Exercise brief: Print out every line, exactly as written.

Available records:
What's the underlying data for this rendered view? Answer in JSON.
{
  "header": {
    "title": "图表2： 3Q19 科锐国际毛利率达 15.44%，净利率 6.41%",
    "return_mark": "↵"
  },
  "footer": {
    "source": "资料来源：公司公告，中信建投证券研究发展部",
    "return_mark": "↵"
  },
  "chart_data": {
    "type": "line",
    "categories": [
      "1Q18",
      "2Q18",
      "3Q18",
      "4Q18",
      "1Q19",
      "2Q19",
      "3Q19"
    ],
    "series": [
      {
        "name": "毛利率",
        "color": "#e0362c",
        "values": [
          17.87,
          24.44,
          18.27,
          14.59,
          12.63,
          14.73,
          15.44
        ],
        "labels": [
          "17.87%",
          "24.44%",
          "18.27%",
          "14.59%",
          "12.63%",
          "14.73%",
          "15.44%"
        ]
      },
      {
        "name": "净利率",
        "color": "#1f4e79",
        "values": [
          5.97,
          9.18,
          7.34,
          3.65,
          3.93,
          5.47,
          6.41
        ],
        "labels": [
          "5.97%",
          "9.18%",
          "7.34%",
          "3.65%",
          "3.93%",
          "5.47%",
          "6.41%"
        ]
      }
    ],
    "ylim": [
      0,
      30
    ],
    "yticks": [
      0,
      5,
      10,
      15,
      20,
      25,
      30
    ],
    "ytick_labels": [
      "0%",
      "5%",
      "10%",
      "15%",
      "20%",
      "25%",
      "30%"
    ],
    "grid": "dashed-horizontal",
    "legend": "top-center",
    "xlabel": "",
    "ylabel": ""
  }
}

Full solution:
What's the underlying data for this rendered view? Answer in JSON.
{
  "header": {
    "title": "图表2： 3Q19 科锐国际毛利率达 15.44%，净利率 6.41%",
    "return_mark": "↵"
  },
  "footer": {
    "source": "资料来源：公司公告，中信建投证券研究发展部",
    "return_mark": "↵"
  },
  "chart_data": {
    "type": "line",
    "categories": [
      "1Q18",
      "2Q18",
      "3Q18",
      "4Q18",
      "1Q19",
      "2Q19",
      "3Q19"
    ],
    "series": [
      {
        "name": "毛利率",
        "color": "#e0362c",
        "values": [
          17.87,
          24.44,
          18.27,
          14.59,
          12.63,
          14.73,
          15.44
        ],
        "labels": [
          "17.87%",
          "24.44%",
          "18.27%",
          "14.59%",
          "12.63%",
          "14.73%",
          "15.44%"
        ]
      },
      {
        "name": "净利率",
        "color": "#1f4e79",
        "values": [
          5.97,
          9.18,
          7.34,
          3.65,
          3.93,
          5.47,
          6.41
        ],
        "labels": [
          "5.97%",
          "9.18%",
          "7.34%",
          "3.65%",
          "3.93%",
          "5.47%",
          "6.41%"
        ]
      }
    ],
    "ylim": [
      0,
      30
    ],
    "yticks": [
      0,
      5,
      10,
      15,
      20,
      25,
      30
    ],
    "ytick_labels": [
      "0%",
      "5%",
      "10%",
      "15%",
      "20%",
      "25%",
      "30%"
    ],
    "grid": "dashed-horizontal",
    "legend": "top-center",
    "xlabel": "",
    "ylabel": ""
  }
}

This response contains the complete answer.